Given request -
Will you print the material below without altering a single character?

Stored data entries
****************

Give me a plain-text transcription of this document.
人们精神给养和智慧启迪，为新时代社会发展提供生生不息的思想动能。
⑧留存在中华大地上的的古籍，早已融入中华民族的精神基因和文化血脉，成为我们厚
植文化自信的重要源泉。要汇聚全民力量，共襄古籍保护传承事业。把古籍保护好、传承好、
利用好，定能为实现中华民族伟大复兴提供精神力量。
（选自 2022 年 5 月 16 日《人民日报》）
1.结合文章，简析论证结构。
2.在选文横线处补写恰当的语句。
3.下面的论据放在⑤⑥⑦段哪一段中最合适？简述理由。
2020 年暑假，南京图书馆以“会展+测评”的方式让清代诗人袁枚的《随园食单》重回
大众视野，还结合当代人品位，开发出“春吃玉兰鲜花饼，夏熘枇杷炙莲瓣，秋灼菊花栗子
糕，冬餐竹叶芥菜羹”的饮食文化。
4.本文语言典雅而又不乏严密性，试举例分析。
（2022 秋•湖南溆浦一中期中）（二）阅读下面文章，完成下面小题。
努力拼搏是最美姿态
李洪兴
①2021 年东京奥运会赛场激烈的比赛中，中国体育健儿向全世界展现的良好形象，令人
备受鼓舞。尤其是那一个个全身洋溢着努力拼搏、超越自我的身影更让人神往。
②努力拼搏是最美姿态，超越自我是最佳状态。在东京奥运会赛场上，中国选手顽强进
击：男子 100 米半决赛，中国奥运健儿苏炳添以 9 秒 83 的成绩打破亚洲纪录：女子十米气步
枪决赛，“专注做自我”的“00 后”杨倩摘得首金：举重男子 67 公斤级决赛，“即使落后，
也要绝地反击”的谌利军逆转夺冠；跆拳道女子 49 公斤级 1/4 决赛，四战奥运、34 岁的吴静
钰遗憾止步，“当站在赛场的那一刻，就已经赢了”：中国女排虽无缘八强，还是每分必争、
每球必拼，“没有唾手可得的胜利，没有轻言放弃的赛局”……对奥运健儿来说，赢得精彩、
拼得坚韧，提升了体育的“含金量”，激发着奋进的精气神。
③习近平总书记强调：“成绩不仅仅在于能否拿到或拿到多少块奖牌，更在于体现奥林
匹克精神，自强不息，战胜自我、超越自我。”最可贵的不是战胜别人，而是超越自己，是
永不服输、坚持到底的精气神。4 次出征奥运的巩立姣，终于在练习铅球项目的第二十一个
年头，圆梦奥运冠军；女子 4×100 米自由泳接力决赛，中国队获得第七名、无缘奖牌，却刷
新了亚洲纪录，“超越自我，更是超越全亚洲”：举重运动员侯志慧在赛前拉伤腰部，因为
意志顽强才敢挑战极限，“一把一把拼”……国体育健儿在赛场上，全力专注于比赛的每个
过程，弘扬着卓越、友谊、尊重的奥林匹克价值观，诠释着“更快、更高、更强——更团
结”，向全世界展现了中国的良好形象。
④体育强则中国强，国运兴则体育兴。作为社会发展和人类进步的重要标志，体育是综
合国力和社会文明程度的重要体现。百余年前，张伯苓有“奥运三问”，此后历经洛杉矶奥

****************

Response for this exercise -
Give me a plain-text transcription of this document.
人们精神给养和智慧启迪，为新时代社会发展提供生生不息的思想动能。
⑧留存在中华大地上的的古籍，早已融入中华民族的精神基因和文化血脉，成为我们厚
植文化自信的重要源泉。要汇聚全民力量，共襄古籍保护传承事业。把古籍保护好、传承好、
利用好，定能为实现中华民族伟大复兴提供精神力量。
（选自 2022 年 5 月 16 日《人民日报》）
1.结合文章，简析论证结构。
2.在选文横线处补写恰当的语句。
3.下面的论据放在⑤⑥⑦段哪一段中最合适？简述理由。
2020 年暑假，南京图书馆以“会展+测评”的方式让清代诗人袁枚的《随园食单》重回
大众视野，还结合当代人品位，开发出“春吃玉兰鲜花饼，夏熘枇杷炙莲瓣，秋灼菊花栗子
糕，冬餐竹叶芥菜羹”的饮食文化。
4.本文语言典雅而又不乏严密性，试举例分析。
（2022 秋•湖南溆浦一中期中）（二）阅读下面文章，完成下面小题。
努力拼搏是最美姿态
李洪兴
①2021 年东京奥运会赛场激烈的比赛中，中国体育健儿向全世界展现的良好形象，令人
备受鼓舞。尤其是那一个个全身洋溢着努力拼搏、超越自我的身影更让人神往。
②努力拼搏是最美姿态，超越自我是最佳状态。在东京奥运会赛场上，中国选手顽强进
击：男子 100 米半决赛，中国奥运健儿苏炳添以 9 秒 83 的成绩打破亚洲纪录：女子十米气步
枪决赛，“专注做自我”的“00 后”杨倩摘得首金：举重男子 67 公斤级决赛，“即使落后，
也要绝地反击”的谌利军逆转夺冠；跆拳道女子 49 公斤级 1/4 决赛，四战奥运、34 岁的吴静
钰遗憾止步，“当站在赛场的那一刻，就已经赢了”：中国女排虽无缘八强，还是每分必争、
每球必拼，“没有唾手可得的胜利，没有轻言放弃的赛局”……对奥运健儿来说，赢得精彩、
拼得坚韧，提升了体育的“含金量”，激发着奋进的精气神。
③习近平总书记强调：“成绩不仅仅在于能否拿到或拿到多少块奖牌，更在于体现奥林
匹克精神，自强不息，战胜自我、超越自我。”最可贵的不是战胜别人，而是超越自己，是
永不服输、坚持到底的精气神。4 次出征奥运的巩立姣，终于在练习铅球项目的第二十一个
年头，圆梦奥运冠军；女子 4×100 米自由泳接力决赛，中国队获得第七名、无缘奖牌，却刷
新了亚洲纪录，“超越自我，更是超越全亚洲”：举重运动员侯志慧在赛前拉伤腰部，因为
意志顽强才敢挑战极限，“一把一把拼”……国体育健儿在赛场上，全力专注于比赛的每个
过程，弘扬着卓越、友谊、尊重的奥林匹克价值观，诠释着“更快、更高、更强——更团
结”，向全世界展现了中国的良好形象。
④体育强则中国强，国运兴则体育兴。作为社会发展和人类进步的重要标志，体育是综
合国力和社会文明程度的重要体现。百余年前，张伯苓有“奥运三问”，此后历经洛杉矶奥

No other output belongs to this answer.